## Exercise
Each line that holds the word "document" should be returned.

## Provided data

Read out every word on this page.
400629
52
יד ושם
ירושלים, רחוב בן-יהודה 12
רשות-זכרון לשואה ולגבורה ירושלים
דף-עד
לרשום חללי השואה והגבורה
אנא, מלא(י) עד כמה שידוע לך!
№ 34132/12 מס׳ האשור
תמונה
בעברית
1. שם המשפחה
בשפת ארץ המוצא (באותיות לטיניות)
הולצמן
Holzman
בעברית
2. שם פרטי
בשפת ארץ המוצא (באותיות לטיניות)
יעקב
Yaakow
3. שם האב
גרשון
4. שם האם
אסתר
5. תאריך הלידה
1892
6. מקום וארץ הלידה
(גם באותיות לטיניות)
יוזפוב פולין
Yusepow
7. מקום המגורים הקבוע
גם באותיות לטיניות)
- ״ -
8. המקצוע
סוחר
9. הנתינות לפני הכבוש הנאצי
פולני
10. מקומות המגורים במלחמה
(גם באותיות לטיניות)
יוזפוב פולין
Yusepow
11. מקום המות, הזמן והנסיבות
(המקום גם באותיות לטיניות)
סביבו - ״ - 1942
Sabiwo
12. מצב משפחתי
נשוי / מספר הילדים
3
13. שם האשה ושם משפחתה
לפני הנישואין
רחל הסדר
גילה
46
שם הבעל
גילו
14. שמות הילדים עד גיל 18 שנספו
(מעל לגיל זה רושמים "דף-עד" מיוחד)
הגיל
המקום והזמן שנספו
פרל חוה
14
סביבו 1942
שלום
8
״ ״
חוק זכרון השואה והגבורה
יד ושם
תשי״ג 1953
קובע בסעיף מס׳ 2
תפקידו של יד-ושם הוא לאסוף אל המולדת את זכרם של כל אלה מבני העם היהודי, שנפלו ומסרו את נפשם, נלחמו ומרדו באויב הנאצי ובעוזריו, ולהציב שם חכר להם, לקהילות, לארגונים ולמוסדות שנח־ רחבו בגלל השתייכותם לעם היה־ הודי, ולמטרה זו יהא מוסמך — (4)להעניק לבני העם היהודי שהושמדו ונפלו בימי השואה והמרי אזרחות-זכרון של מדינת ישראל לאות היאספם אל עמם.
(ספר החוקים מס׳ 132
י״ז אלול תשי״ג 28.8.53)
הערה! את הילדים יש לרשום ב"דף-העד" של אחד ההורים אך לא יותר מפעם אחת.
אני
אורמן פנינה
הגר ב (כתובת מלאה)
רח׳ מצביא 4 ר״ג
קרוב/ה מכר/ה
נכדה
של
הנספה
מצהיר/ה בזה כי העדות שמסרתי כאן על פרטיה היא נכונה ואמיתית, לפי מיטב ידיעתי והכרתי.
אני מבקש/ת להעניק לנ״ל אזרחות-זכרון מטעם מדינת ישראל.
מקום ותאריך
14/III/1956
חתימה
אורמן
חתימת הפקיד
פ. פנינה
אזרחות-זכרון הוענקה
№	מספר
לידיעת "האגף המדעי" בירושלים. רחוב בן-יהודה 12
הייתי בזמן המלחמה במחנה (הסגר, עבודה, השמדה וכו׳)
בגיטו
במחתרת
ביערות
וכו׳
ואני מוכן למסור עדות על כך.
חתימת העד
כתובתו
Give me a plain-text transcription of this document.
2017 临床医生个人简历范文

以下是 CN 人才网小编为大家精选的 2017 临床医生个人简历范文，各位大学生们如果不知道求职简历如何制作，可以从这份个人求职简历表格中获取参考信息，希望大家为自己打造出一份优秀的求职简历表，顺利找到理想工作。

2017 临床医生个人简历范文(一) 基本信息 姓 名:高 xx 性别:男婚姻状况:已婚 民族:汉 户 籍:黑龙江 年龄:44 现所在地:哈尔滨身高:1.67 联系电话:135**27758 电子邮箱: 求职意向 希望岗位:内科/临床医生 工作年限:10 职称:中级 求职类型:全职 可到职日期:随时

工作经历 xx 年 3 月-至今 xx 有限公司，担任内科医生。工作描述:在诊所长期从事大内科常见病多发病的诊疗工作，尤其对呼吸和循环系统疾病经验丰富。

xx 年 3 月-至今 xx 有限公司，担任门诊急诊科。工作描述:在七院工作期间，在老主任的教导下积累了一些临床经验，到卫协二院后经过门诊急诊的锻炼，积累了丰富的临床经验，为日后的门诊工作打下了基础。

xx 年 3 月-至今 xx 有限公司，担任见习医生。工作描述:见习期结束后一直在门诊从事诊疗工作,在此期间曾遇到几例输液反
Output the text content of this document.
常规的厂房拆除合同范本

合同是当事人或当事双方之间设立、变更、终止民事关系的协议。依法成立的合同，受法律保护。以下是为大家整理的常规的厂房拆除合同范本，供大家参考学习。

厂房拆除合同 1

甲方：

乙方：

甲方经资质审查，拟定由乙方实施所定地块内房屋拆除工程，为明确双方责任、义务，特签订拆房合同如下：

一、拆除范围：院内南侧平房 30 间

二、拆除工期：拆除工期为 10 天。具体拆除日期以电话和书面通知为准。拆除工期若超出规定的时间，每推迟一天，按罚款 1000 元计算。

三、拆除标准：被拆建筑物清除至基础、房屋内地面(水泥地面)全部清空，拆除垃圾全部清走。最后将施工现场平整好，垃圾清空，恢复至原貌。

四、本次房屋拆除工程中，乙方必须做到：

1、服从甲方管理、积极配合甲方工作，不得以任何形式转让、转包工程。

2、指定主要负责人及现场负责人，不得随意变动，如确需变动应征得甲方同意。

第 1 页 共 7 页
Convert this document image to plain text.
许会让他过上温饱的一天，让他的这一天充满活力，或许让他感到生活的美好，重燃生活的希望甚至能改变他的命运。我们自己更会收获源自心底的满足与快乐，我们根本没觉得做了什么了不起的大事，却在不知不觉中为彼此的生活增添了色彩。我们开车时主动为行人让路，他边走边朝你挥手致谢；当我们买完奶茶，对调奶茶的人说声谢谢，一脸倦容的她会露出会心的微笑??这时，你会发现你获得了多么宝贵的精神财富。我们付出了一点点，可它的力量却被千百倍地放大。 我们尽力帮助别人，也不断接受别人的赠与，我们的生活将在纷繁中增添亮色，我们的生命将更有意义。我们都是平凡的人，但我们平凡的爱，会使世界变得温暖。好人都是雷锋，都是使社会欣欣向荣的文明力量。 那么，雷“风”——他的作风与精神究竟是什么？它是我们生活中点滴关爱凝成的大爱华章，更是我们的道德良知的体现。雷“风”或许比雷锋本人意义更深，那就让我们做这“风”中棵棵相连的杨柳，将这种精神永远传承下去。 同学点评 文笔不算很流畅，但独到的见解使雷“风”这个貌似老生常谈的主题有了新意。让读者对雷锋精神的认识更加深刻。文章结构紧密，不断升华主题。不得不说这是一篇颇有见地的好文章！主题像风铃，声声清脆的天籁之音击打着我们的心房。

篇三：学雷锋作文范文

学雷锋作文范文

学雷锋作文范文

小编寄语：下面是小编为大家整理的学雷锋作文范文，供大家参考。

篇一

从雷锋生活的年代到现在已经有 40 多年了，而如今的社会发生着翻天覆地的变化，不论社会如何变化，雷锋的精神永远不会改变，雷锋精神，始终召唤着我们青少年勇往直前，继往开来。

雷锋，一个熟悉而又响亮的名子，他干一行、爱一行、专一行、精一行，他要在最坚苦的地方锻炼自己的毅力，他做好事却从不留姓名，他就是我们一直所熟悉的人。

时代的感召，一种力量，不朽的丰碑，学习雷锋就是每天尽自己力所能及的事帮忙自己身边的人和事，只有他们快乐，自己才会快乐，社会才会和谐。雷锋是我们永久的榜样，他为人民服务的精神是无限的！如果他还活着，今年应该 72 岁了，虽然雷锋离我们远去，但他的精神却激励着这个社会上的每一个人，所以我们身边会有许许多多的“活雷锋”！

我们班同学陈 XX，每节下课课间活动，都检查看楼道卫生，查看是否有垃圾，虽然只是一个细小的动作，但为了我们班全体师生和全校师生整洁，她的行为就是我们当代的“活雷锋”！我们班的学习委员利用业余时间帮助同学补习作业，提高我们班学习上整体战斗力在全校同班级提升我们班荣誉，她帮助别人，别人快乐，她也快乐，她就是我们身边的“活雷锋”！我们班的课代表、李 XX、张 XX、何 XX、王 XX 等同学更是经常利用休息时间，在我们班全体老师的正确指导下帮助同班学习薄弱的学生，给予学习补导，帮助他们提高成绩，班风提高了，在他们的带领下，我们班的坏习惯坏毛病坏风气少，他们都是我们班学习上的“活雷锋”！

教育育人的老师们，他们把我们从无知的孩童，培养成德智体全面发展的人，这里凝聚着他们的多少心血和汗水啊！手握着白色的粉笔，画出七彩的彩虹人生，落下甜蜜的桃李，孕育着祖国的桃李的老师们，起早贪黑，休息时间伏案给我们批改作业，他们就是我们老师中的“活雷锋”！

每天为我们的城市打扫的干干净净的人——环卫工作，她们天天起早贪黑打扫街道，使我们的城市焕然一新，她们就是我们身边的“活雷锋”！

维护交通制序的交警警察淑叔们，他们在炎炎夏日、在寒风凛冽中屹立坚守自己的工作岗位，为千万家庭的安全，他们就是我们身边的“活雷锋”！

## Task response
Give me a plain-text transcription of this document.
Output the text content of this document.
Convert this document image to plain text.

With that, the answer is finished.